*Given task*: From the listing that follows, output everything exactly except the pictures.

··· Available records ···

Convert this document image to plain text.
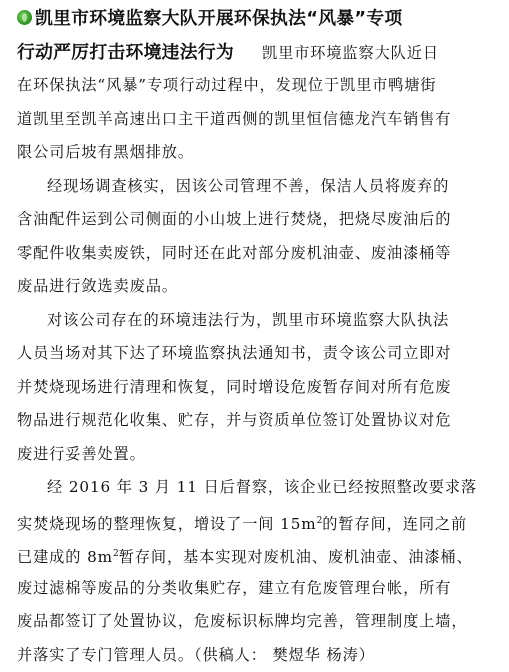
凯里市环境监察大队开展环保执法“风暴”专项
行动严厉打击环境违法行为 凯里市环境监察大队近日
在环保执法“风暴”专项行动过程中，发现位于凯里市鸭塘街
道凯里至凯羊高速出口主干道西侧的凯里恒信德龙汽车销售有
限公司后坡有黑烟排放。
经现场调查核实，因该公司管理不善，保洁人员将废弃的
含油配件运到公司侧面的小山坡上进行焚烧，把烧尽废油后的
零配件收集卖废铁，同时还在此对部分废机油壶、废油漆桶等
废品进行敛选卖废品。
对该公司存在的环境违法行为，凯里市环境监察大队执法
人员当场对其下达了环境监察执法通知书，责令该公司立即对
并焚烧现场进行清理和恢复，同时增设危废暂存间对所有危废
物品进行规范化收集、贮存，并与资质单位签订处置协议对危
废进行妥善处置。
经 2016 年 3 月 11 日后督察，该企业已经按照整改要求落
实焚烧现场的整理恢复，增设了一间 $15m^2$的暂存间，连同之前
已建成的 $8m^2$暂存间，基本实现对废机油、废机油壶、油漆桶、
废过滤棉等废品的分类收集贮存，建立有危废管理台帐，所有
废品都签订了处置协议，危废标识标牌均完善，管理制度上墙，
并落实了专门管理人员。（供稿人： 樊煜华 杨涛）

···

*Output for this task*:
Convert this document image to plain text.
凯里市环境监察大队开展环保执法“风暴”专项
行动严厉打击环境违法行为 凯里市环境监察大队近日
在环保执法“风暴”专项行动过程中，发现位于凯里市鸭塘街
道凯里至凯羊高速出口主干道西侧的凯里恒信德龙汽车销售有
限公司后坡有黑烟排放。
经现场调查核实，因该公司管理不善，保洁人员将废弃的
含油配件运到公司侧面的小山坡上进行焚烧，把烧尽废油后的
零配件收集卖废铁，同时还在此对部分废机油壶、废油漆桶等
废品进行敛选卖废品。
对该公司存在的环境违法行为，凯里市环境监察大队执法
人员当场对其下达了环境监察执法通知书，责令该公司立即对
并焚烧现场进行清理和恢复，同时增设危废暂存间对所有危废
物品进行规范化收集、贮存，并与资质单位签订处置协议对危
废进行妥善处置。
经 2016 年 3 月 11 日后督察，该企业已经按照整改要求落
实焚烧现场的整理恢复，增设了一间 $15m^2$的暂存间，连同之前
已建成的 $8m^2$暂存间，基本实现对废机油、废机油壶、油漆桶、
废过滤棉等废品的分类收集贮存，建立有危废管理台帐，所有
废品都签订了处置协议，危废标识标牌均完善，管理制度上墙，
并落实了专门管理人员。（供稿人： 樊煜华 杨涛）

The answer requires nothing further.